Task
Count how many lines hold the string "าตอบแทนประจำตำแหน". Give that number alone.

::::

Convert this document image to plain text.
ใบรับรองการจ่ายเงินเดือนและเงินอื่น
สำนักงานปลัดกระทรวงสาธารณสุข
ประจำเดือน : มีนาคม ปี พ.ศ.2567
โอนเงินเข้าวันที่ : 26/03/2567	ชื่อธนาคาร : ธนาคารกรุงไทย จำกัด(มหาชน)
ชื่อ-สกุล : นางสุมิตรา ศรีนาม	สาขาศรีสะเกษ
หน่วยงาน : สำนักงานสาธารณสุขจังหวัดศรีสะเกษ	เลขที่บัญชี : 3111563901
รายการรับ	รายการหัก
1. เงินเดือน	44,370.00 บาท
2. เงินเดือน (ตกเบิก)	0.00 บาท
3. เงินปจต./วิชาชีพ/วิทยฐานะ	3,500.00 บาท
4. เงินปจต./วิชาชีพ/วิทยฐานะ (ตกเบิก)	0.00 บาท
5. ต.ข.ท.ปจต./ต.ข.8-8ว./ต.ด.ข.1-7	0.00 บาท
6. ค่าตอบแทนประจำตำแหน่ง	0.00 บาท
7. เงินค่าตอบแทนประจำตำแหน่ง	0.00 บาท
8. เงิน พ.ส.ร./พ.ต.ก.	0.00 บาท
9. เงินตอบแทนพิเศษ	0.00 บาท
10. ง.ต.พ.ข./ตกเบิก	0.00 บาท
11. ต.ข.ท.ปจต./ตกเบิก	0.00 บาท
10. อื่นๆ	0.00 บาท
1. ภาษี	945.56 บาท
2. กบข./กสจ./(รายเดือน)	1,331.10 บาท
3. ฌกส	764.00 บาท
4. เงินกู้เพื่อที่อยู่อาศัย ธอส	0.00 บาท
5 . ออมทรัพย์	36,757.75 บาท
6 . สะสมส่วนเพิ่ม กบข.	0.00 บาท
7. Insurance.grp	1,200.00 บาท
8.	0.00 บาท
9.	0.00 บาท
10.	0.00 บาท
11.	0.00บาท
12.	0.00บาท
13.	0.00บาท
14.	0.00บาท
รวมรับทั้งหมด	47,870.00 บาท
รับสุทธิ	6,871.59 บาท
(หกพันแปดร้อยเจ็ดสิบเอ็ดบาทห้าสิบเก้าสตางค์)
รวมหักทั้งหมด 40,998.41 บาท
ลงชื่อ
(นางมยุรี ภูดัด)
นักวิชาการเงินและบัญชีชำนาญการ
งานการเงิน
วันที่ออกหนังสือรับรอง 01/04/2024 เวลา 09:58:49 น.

::::

Completed exercise
2